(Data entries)

# # #

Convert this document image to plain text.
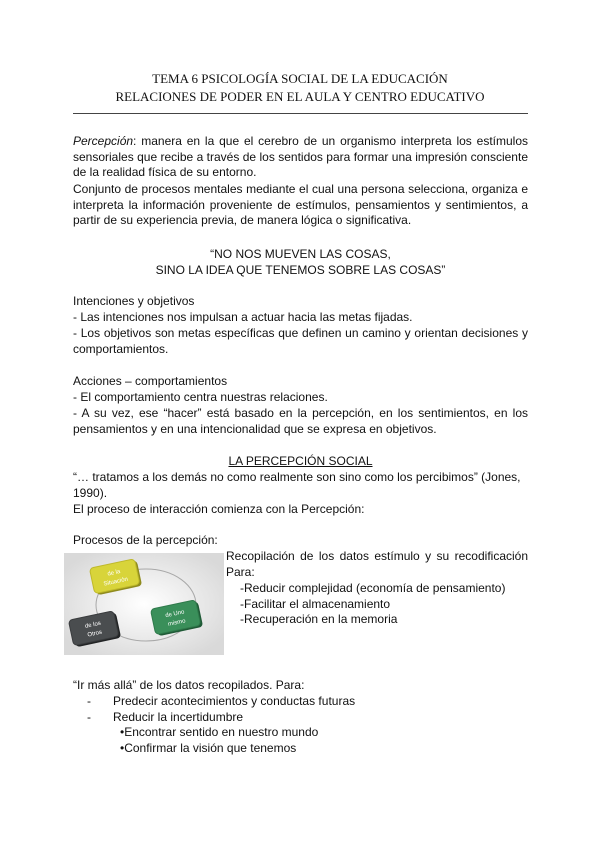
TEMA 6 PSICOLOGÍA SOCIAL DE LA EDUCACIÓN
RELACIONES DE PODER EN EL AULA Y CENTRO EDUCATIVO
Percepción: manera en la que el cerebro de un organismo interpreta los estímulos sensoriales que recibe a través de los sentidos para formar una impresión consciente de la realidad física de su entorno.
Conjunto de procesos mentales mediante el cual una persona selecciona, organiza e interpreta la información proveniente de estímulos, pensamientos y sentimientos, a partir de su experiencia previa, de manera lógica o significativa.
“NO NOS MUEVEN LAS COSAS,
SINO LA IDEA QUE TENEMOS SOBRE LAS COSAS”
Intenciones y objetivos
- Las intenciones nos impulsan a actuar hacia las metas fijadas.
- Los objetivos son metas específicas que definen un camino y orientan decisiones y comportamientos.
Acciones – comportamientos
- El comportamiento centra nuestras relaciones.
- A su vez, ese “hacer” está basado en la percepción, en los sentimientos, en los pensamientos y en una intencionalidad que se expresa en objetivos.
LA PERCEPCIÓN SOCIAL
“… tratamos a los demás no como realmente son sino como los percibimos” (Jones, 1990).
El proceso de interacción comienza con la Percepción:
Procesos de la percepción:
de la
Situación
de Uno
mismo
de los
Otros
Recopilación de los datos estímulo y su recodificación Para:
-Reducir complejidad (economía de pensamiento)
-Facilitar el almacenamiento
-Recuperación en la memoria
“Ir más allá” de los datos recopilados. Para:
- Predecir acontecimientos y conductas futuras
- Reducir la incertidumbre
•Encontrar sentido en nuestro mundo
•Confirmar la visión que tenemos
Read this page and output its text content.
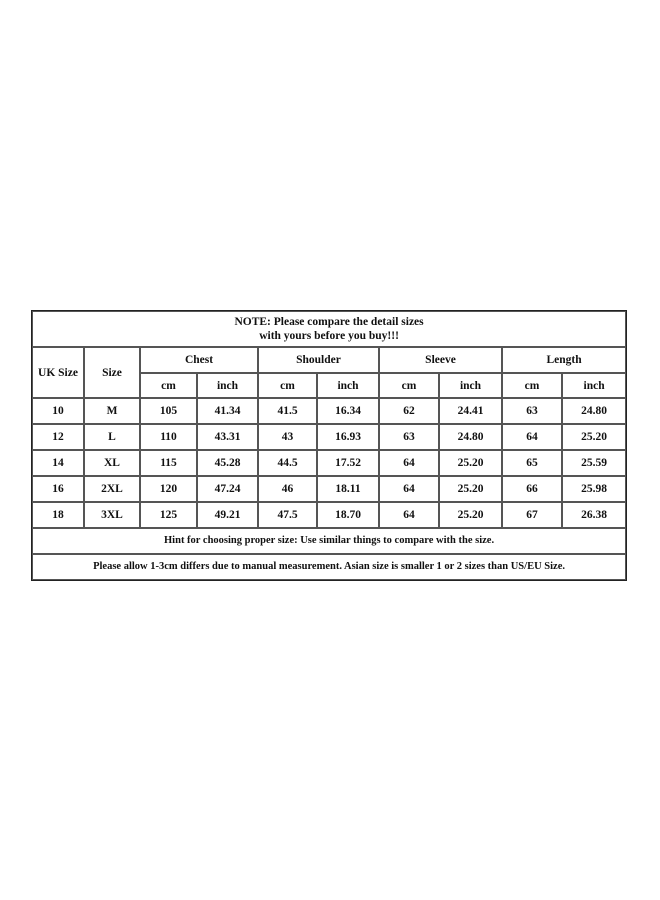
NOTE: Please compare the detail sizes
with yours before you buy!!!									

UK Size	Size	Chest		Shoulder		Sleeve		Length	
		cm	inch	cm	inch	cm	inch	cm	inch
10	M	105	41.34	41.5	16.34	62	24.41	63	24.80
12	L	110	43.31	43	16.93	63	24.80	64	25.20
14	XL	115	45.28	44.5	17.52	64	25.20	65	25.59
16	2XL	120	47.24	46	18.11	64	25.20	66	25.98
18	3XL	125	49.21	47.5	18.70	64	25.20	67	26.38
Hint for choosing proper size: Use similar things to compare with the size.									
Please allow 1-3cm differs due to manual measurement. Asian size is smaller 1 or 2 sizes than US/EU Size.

# # #

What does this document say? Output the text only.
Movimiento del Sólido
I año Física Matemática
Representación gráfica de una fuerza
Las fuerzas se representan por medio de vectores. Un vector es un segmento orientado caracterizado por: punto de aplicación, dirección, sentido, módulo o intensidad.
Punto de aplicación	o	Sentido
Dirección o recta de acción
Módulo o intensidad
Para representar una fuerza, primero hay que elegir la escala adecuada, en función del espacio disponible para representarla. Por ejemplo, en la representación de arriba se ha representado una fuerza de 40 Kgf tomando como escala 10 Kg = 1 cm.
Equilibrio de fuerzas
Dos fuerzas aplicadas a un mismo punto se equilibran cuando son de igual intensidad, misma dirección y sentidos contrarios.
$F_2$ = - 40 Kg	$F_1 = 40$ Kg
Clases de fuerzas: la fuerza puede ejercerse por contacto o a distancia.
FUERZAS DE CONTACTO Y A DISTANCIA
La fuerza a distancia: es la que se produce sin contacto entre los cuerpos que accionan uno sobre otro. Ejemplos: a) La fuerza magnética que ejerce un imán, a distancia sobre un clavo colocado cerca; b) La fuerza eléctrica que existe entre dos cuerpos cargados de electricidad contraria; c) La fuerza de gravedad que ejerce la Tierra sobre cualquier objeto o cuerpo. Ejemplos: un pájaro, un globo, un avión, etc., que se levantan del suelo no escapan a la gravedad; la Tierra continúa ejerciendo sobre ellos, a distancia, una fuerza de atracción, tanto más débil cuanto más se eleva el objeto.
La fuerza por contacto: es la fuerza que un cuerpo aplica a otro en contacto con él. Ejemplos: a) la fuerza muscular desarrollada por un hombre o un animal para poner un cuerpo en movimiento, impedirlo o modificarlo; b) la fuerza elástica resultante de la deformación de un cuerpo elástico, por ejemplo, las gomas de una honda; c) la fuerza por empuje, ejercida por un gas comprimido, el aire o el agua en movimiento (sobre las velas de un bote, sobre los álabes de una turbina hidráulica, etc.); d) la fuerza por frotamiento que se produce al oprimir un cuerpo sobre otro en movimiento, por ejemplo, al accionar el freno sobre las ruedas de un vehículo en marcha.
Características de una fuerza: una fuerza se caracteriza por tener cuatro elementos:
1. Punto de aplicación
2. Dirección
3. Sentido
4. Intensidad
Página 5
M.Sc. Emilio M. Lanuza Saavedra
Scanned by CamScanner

# # #

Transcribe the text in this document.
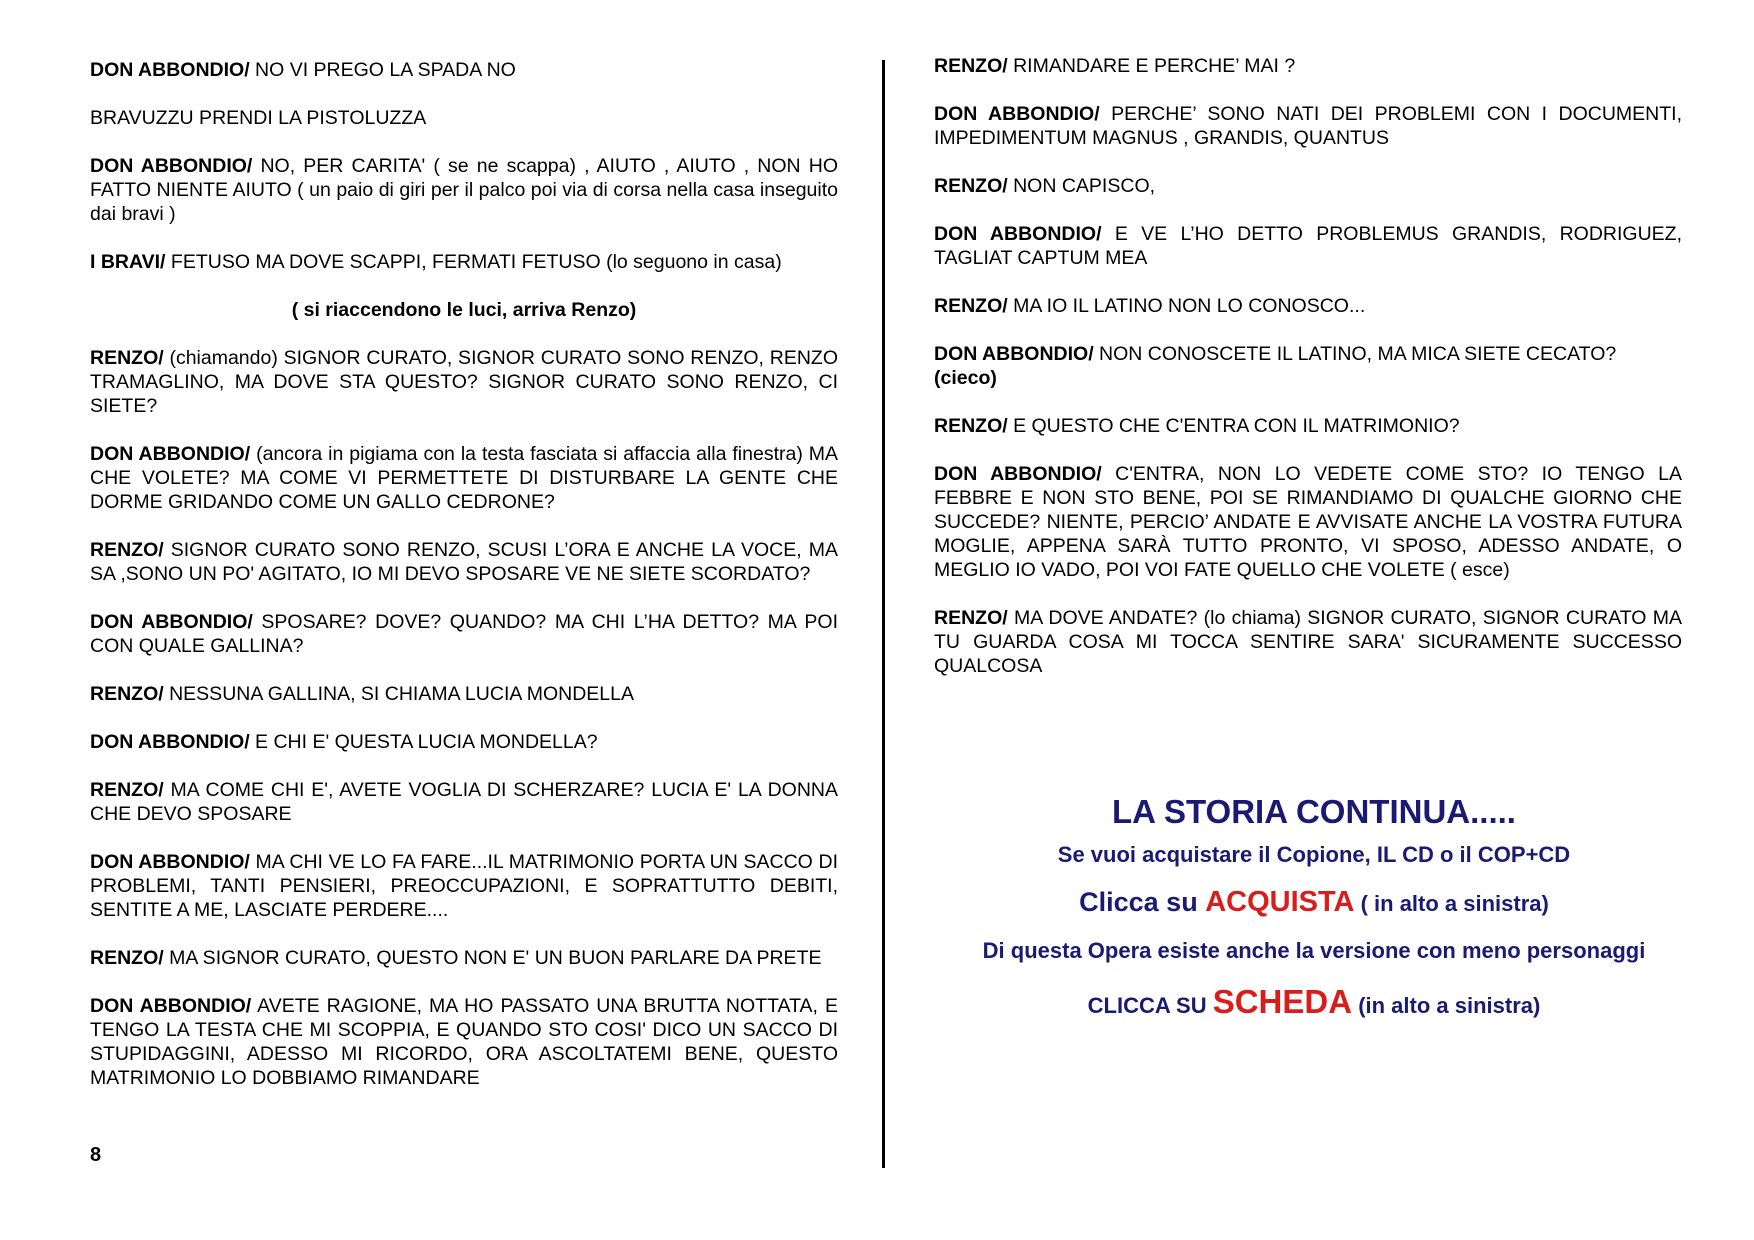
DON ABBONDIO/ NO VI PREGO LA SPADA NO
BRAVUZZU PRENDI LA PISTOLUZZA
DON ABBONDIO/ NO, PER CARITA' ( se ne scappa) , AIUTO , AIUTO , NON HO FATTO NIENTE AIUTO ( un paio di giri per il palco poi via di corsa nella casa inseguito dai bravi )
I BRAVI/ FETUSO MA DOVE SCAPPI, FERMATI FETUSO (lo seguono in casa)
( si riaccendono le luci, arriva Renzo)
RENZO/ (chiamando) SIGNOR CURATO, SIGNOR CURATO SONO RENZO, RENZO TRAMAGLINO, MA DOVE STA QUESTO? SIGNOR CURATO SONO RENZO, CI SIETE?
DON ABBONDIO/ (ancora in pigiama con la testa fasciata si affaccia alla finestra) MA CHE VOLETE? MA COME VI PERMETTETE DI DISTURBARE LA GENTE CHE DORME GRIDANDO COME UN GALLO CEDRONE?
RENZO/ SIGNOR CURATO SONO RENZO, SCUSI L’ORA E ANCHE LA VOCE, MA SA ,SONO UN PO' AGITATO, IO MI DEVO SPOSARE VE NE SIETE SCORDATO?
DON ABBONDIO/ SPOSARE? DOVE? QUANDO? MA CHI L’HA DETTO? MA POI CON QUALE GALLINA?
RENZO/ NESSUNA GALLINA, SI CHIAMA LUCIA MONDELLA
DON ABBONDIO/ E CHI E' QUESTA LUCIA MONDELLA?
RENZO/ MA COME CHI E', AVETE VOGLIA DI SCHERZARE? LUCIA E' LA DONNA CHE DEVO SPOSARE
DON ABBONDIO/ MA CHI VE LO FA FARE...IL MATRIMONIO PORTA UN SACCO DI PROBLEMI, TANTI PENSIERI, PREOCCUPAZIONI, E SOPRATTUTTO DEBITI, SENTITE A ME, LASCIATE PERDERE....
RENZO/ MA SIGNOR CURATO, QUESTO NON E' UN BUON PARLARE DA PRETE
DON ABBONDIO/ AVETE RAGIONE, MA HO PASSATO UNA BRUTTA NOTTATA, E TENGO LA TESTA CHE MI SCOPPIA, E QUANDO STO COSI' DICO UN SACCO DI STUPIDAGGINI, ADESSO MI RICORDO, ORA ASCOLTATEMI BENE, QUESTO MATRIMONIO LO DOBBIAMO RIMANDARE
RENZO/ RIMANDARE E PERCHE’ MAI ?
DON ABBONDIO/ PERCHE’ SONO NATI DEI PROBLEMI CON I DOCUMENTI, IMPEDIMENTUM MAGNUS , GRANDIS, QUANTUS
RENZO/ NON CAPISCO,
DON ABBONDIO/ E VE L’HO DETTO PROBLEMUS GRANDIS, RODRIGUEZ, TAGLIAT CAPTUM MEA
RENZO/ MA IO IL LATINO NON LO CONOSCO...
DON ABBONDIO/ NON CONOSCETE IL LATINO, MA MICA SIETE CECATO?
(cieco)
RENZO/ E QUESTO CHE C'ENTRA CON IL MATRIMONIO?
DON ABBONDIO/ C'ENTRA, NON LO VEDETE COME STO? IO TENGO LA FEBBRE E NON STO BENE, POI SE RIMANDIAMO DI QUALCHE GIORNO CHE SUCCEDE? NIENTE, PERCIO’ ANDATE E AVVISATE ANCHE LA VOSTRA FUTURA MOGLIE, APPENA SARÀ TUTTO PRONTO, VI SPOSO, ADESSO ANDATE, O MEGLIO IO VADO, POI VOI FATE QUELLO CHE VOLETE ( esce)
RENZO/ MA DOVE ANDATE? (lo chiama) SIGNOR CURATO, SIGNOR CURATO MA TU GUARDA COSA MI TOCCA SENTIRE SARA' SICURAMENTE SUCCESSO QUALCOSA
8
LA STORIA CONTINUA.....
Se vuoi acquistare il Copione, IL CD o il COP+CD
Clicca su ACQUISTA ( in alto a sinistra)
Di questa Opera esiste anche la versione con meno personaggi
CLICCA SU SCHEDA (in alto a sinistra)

# # #

● **Written problem**
Pick out lines containing the word "alto", each one as written.

● **Right answer**
Clicca su ACQUISTA ( in alto a sinistra)
CLICCA SU SCHEDA (in alto a sinistra)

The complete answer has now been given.